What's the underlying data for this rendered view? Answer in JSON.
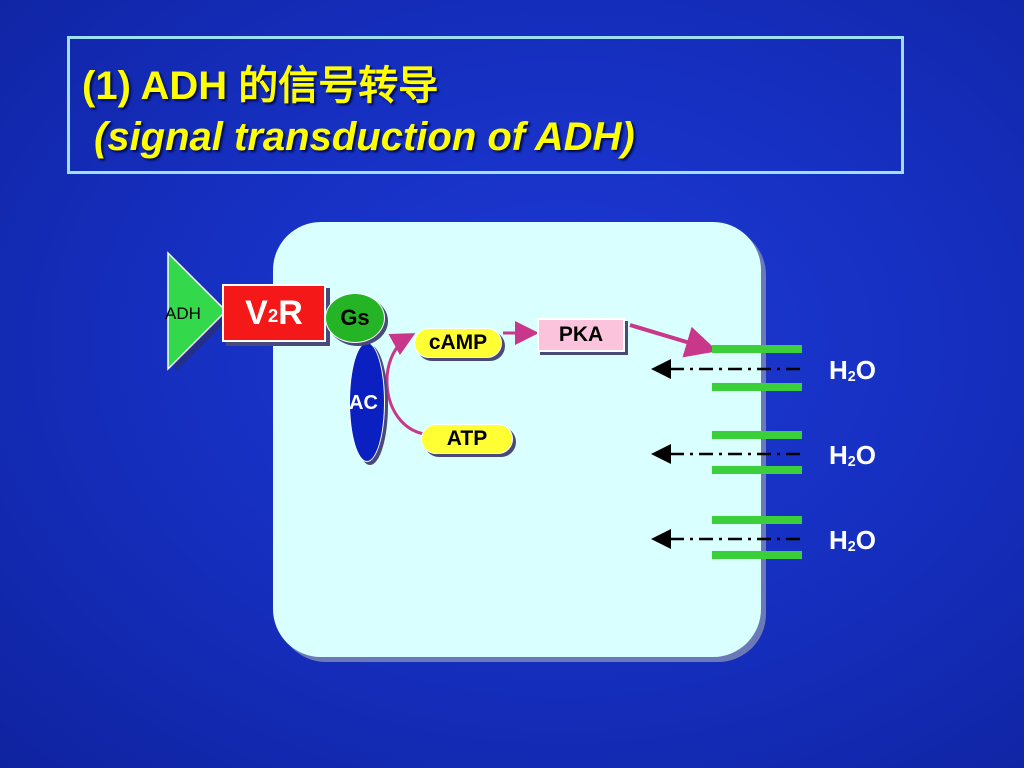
{
  "title": {
    "line1": "(1) ADH 的信号转导",
    "line2": "(signal transduction of ADH)"
  },
  "diagram": {
    "ligand": "ADH",
    "receptor": {
      "base": "V",
      "sub": "2",
      "tail": "R"
    },
    "g_protein": "Gs",
    "enzyme": "AC",
    "second_messenger": "cAMP",
    "substrate": "ATP",
    "kinase": "PKA",
    "water_channels": [
      {
        "base": "H",
        "sub": "2",
        "tail": "O"
      },
      {
        "base": "H",
        "sub": "2",
        "tail": "O"
      },
      {
        "base": "H",
        "sub": "2",
        "tail": "O"
      }
    ]
  },
  "colors": {
    "background": "#1630c2",
    "title_text": "#ffff00",
    "title_border": "#9ee0ef",
    "cell": "#d9ffff",
    "adh": "#33d94a",
    "receptor": "#f41818",
    "gs": "#25b425",
    "ac": "#0a20c0",
    "camp_atp": "#ffff33",
    "pka": "#fbc4dc",
    "arrows": "#c8378a",
    "aquaporin": "#3bd03b"
  }
}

* [Exercise directions]:
Your answer must be the full listing, copied exactly, with no pictures in it.

* [Final answer]:
What's the underlying data for this rendered view? Answer in JSON.
{
  "title": {
    "line1": "(1) ADH 的信号转导",
    "line2": "(signal transduction of ADH)"
  },
  "diagram": {
    "ligand": "ADH",
    "receptor": {
      "base": "V",
      "sub": "2",
      "tail": "R"
    },
    "g_protein": "Gs",
    "enzyme": "AC",
    "second_messenger": "cAMP",
    "substrate": "ATP",
    "kinase": "PKA",
    "water_channels": [
      {
        "base": "H",
        "sub": "2",
        "tail": "O"
      },
      {
        "base": "H",
        "sub": "2",
        "tail": "O"
      },
      {
        "base": "H",
        "sub": "2",
        "tail": "O"
      }
    ]
  },
  "colors": {
    "background": "#1630c2",
    "title_text": "#ffff00",
    "title_border": "#9ee0ef",
    "cell": "#d9ffff",
    "adh": "#33d94a",
    "receptor": "#f41818",
    "gs": "#25b425",
    "ac": "#0a20c0",
    "camp_atp": "#ffff33",
    "pka": "#fbc4dc",
    "arrows": "#c8378a",
    "aquaporin": "#3bd03b"
  }
}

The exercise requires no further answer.